## BRIEF 1
Please copy out the rows from the line that contains "Itemize the components" through the line that contains "twitter-bird-icon[interactable] <box>121 14", inclusive, reproducing each line unchanged and omitting any pictures.

── PASSAGE TO READ

The Secretariat noted that these deficiencies remain. 
Mauritania explained that it is currently working on issuing 
guidance/rules and relevant legislation related to enhanced 
CDD, PEPs, correspondent banking and unusual transactions, 
alternative remittance providers, and wire transfers.  Given 
the remaining deficiencies and Maurtania,s ongoing progress, 
the Plenary decided that Mauritania would submit another 
report to the May 2010 Plenary.  The Plenary also urged 
Mauritania to expedite the issuance of relevant legislation 
and regulations.  The report was adopted. 
 
7.    (SBU) Follow-up report of Syria: Syria had submitted 
its first follow-up report in May 2009, which had indicated 
that major gaps remained in Syria,s AML/CFT regime since its 
2006 ME, including: 1) deficiencies regarding the ML and TF 
offenses; 2) deficiencies regarding suspicious transaction 
reporting related to ML and TF; 3) no legislation obligating 
financial institutions to apply CDD; 4) failure to obligate 
DNFBPs to implement AML/CFT controls; and, 5) no official 
declaration/disclosure system for cross-border currency and 
the movement of negotiable instruments.

────
── DATA ROWS

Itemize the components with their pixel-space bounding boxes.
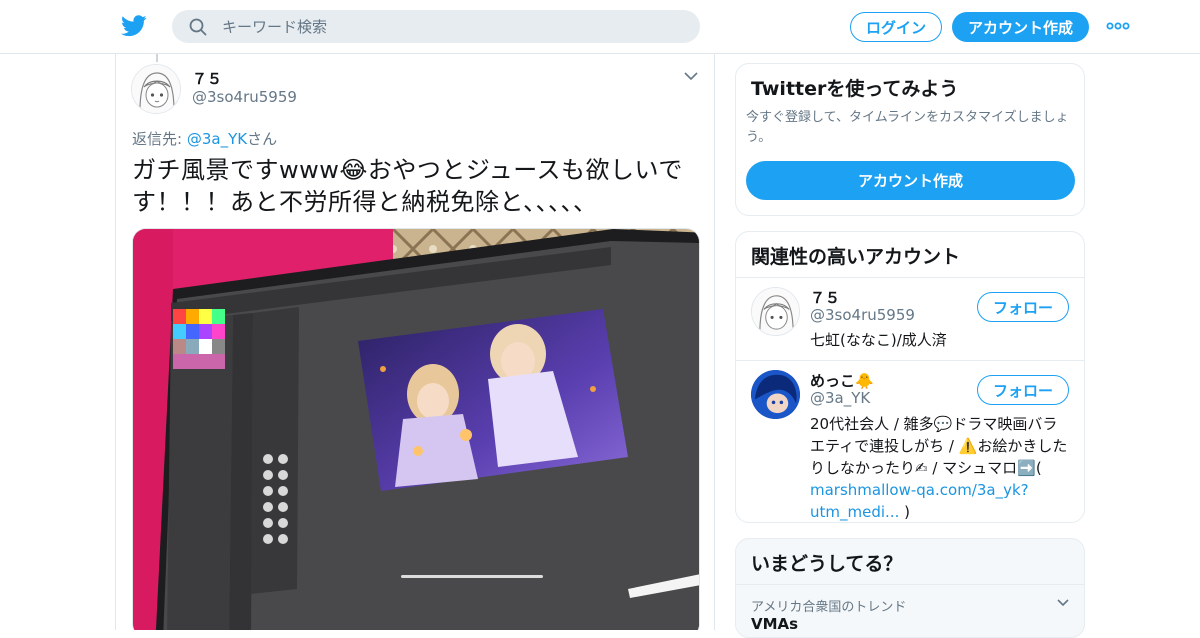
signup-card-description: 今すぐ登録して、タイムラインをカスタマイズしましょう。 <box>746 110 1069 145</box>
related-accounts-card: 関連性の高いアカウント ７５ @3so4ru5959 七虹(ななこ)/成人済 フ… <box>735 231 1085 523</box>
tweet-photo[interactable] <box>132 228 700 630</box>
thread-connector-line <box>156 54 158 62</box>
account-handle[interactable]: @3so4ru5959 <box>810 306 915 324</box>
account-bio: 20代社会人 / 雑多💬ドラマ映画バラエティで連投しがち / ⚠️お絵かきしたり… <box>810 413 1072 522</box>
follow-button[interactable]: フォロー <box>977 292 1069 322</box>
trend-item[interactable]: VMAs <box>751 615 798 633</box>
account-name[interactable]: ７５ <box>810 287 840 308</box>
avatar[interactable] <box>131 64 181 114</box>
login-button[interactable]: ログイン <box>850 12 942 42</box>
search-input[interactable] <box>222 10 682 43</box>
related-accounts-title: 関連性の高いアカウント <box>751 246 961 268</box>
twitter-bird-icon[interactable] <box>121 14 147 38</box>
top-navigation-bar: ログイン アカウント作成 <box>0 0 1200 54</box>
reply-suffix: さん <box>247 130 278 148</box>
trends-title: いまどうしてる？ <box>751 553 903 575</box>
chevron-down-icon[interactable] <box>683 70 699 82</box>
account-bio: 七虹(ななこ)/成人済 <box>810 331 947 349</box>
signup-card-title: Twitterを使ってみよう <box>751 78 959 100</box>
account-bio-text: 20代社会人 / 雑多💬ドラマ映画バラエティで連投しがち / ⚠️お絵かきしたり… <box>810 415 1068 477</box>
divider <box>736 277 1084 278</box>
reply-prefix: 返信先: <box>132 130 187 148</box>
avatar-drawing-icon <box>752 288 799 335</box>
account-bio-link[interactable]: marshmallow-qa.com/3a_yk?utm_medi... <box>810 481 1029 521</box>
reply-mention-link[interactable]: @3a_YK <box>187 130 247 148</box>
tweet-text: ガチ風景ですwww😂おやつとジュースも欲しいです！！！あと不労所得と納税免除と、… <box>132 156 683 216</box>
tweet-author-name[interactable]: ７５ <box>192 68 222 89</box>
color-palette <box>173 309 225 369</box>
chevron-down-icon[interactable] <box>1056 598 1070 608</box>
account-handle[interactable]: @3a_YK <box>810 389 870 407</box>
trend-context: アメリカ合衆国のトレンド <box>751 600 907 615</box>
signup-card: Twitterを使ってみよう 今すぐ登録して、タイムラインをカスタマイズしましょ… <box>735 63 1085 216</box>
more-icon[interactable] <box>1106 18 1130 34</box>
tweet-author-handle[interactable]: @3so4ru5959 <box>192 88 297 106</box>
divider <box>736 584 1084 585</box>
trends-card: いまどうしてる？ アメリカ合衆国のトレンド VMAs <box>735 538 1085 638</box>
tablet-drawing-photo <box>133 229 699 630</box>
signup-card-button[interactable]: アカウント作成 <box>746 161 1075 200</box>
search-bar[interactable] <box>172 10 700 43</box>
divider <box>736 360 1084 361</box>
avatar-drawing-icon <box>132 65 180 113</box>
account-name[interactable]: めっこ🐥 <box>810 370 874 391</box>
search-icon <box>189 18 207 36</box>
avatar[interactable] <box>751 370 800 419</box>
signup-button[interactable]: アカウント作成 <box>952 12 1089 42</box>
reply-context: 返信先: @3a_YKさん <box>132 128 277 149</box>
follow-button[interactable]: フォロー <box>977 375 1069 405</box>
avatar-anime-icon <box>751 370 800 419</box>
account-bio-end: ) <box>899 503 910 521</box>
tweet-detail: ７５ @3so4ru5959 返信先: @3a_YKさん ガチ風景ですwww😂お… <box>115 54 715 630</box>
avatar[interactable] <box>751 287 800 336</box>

────
── DATA ROWS

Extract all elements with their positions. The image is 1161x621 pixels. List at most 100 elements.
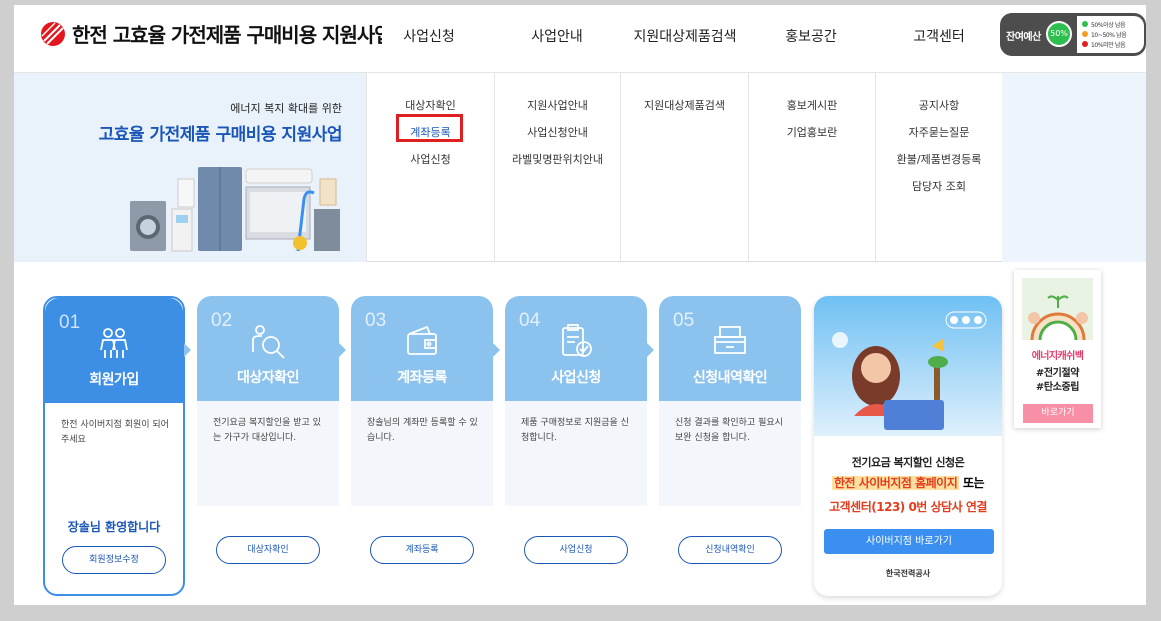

────

## BRIEF 2
In the passage on follow-up reports, which Plenary is Mauritania to submit another report to?

## FULL SOLUTION 1
Itemize the components with their pixel-space bounding boxes.
signup-card-description: 今すぐ登録して、タイムラインをカスタマイズしましょう。 <box>746 110 1069 145</box>
related-accounts-card: 関連性の高いアカウント ７５ @3so4ru5959 七虹(ななこ)/成人済 フ… <box>735 231 1085 523</box>
tweet-photo[interactable] <box>132 228 700 630</box>
thread-connector-line <box>156 54 158 62</box>
account-handle[interactable]: @3so4ru5959 <box>810 306 915 324</box>
account-bio: 20代社会人 / 雑多💬ドラマ映画バラエティで連投しがち / ⚠️お絵かきしたり… <box>810 413 1072 522</box>
follow-button[interactable]: フォロー <box>977 292 1069 322</box>
trend-item[interactable]: VMAs <box>751 615 798 633</box>
account-name[interactable]: ７５ <box>810 287 840 308</box>
avatar[interactable] <box>131 64 181 114</box>
login-button[interactable]: ログイン <box>850 12 942 42</box>
search-input[interactable] <box>222 10 682 43</box>
related-accounts-title: 関連性の高いアカウント <box>751 246 961 268</box>
twitter-bird-icon[interactable] <box>121 14 147 38</box>

## FULL SOLUTION 2
The May 2010 Plenary.